Given data start

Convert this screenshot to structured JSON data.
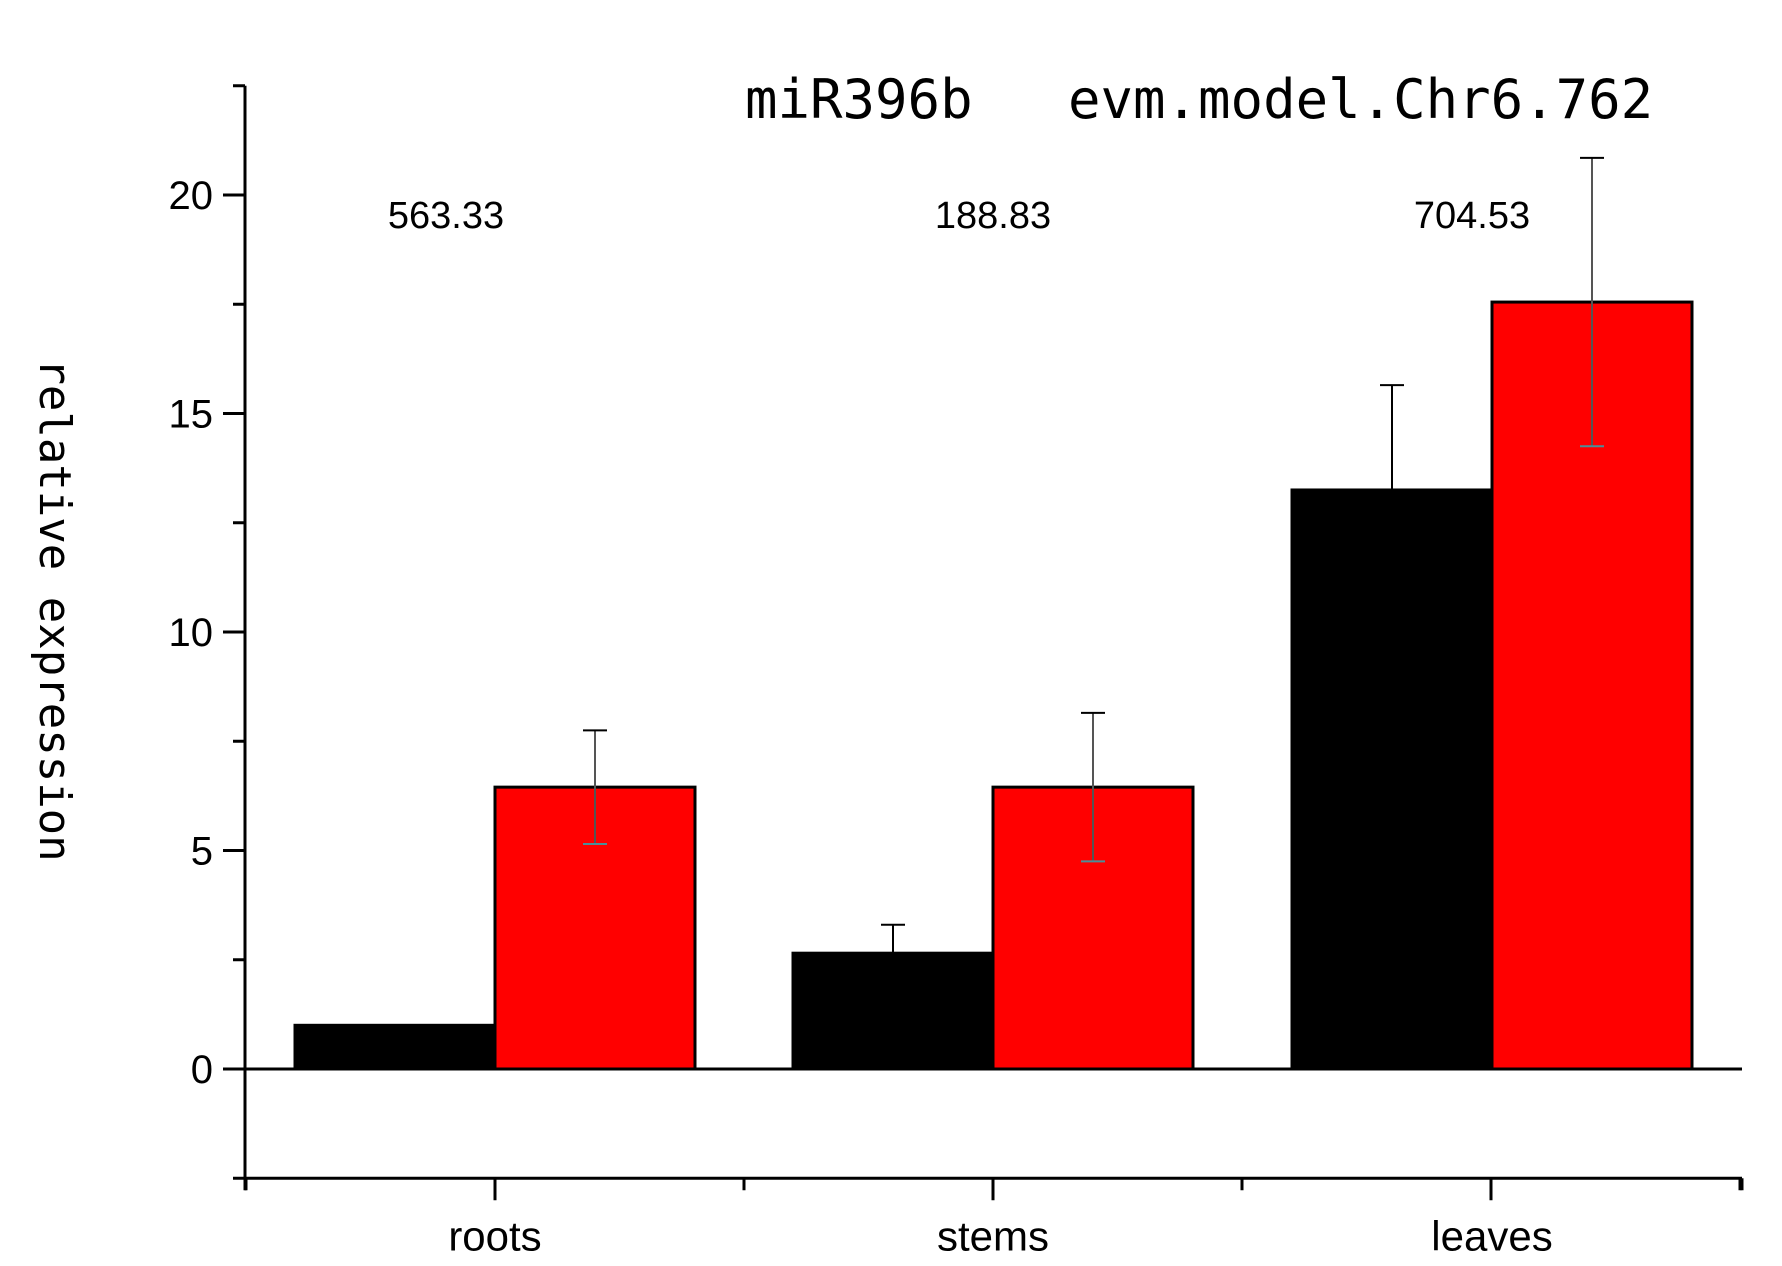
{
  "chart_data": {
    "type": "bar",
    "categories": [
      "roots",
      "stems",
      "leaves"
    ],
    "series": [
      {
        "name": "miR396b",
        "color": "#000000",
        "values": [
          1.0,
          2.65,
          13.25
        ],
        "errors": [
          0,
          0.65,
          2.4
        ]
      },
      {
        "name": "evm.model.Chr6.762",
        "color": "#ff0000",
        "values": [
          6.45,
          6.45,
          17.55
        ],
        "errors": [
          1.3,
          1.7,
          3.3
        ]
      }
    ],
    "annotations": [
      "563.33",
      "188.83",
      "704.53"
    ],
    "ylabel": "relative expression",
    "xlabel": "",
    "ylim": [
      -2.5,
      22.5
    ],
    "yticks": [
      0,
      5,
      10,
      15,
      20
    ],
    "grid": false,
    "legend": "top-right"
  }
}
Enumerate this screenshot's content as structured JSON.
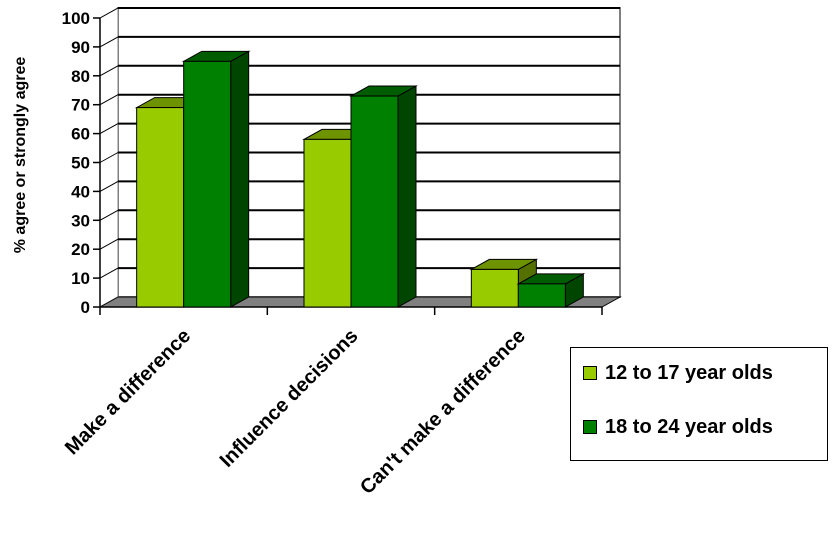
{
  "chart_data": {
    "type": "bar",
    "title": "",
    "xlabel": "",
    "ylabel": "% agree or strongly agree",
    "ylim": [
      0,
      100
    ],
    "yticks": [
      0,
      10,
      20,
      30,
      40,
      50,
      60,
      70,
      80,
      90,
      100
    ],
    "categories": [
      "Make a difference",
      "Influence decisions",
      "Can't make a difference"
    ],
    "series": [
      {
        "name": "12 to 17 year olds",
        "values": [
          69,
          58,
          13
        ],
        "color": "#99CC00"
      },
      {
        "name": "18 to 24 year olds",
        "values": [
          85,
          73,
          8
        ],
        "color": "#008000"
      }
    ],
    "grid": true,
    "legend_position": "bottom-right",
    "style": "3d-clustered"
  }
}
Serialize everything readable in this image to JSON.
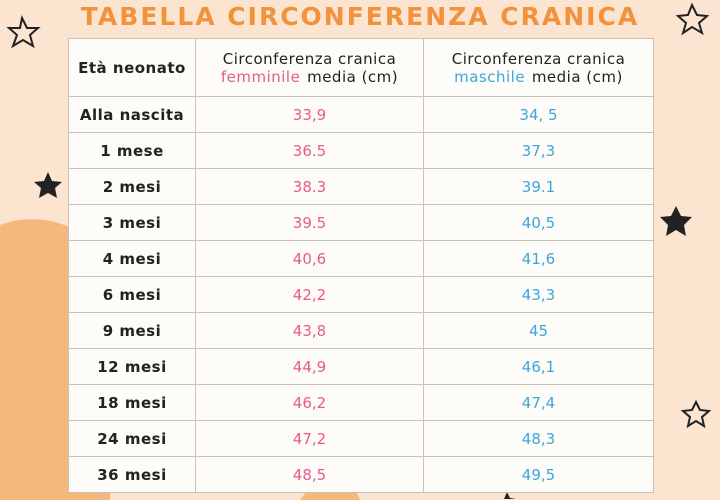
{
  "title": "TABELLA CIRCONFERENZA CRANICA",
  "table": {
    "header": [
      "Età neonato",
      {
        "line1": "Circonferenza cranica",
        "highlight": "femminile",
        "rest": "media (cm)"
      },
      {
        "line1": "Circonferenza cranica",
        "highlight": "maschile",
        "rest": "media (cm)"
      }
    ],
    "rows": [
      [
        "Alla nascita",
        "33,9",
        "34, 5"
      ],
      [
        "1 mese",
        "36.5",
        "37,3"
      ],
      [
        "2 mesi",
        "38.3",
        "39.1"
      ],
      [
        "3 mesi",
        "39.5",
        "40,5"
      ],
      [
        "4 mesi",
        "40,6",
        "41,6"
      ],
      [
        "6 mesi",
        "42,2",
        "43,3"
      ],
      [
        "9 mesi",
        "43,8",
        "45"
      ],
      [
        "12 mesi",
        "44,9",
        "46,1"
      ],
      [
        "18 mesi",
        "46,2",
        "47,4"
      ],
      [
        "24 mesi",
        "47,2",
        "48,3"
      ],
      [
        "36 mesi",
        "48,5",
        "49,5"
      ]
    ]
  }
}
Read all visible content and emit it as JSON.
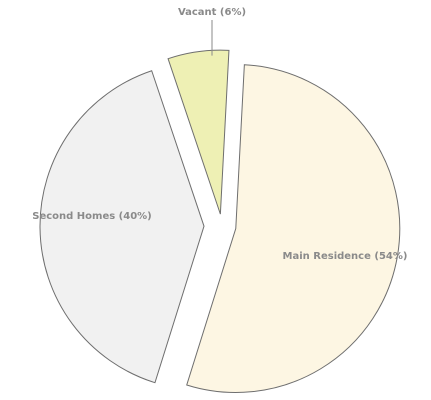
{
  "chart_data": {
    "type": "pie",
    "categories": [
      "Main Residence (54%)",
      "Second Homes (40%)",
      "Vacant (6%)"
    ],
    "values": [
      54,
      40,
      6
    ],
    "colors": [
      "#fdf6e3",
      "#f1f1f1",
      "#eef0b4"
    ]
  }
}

Given data end

Go to the line containing "Read all visible content and emit it as JSON.", then write out word for word every line from there to the end of the listing. Keep both end lines and drop the pictures.

**Answer for this exercise**
Read all visible content and emit it as JSON.
{
  "chart_data": {
    "type": "pie",
    "categories": [
      "Main Residence (54%)",
      "Second Homes (40%)",
      "Vacant (6%)"
    ],
    "values": [
      54,
      40,
      6
    ],
    "colors": [
      "#fdf6e3",
      "#f1f1f1",
      "#eef0b4"
    ]
  }
}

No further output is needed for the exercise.